## THE INPUT

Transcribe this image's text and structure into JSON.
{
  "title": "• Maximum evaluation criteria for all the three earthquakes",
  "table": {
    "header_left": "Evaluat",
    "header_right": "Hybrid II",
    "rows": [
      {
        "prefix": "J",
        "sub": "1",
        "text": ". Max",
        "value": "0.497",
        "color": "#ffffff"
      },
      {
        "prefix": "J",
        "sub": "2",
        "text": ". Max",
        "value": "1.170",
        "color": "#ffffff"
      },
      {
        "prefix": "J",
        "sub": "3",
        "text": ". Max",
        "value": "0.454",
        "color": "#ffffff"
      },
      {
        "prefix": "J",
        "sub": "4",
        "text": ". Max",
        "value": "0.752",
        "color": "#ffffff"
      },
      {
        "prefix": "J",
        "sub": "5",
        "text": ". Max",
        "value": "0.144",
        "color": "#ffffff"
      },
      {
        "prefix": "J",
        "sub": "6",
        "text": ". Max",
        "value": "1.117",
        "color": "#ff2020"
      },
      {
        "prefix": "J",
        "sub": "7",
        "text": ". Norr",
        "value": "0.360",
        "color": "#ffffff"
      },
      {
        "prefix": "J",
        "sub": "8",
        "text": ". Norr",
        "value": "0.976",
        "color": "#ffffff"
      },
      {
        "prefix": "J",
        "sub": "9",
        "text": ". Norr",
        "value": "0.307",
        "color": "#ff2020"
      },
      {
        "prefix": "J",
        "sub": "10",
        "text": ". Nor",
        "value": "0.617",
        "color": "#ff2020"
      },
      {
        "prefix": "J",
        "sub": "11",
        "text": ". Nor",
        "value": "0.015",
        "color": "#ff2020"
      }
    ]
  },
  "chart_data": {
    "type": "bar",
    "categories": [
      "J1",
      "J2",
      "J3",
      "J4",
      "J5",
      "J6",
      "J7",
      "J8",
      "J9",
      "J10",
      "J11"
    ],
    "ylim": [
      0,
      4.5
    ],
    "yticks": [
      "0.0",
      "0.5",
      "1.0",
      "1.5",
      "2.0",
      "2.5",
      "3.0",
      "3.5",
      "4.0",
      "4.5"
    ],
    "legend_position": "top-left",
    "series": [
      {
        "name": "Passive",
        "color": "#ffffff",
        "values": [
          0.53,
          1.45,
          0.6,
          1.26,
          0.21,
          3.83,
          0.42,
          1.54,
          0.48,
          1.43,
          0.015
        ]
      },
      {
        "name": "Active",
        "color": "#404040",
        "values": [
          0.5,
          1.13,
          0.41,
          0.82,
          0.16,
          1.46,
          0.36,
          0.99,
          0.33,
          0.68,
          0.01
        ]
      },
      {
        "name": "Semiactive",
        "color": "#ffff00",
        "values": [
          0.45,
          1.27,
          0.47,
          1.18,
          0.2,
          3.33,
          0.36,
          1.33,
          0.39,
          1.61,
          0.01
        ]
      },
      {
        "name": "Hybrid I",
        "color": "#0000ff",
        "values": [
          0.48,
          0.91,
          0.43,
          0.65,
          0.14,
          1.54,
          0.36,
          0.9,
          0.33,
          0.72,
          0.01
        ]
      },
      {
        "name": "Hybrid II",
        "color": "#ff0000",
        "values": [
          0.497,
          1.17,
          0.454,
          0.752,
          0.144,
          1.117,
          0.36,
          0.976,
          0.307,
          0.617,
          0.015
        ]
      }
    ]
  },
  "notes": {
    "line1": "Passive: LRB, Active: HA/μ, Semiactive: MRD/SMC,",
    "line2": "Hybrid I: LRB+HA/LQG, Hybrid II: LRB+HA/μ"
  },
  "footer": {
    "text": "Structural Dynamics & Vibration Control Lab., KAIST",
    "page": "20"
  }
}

## INSTRUCTIONS TO FOLLOW
Find each line with the string "Passive" and copy it out.

## EXERCISE RESULT
        "name": "Passive",
    "line1": "Passive: LRB, Active: HA/μ, Semiactive: MRD/SMC,",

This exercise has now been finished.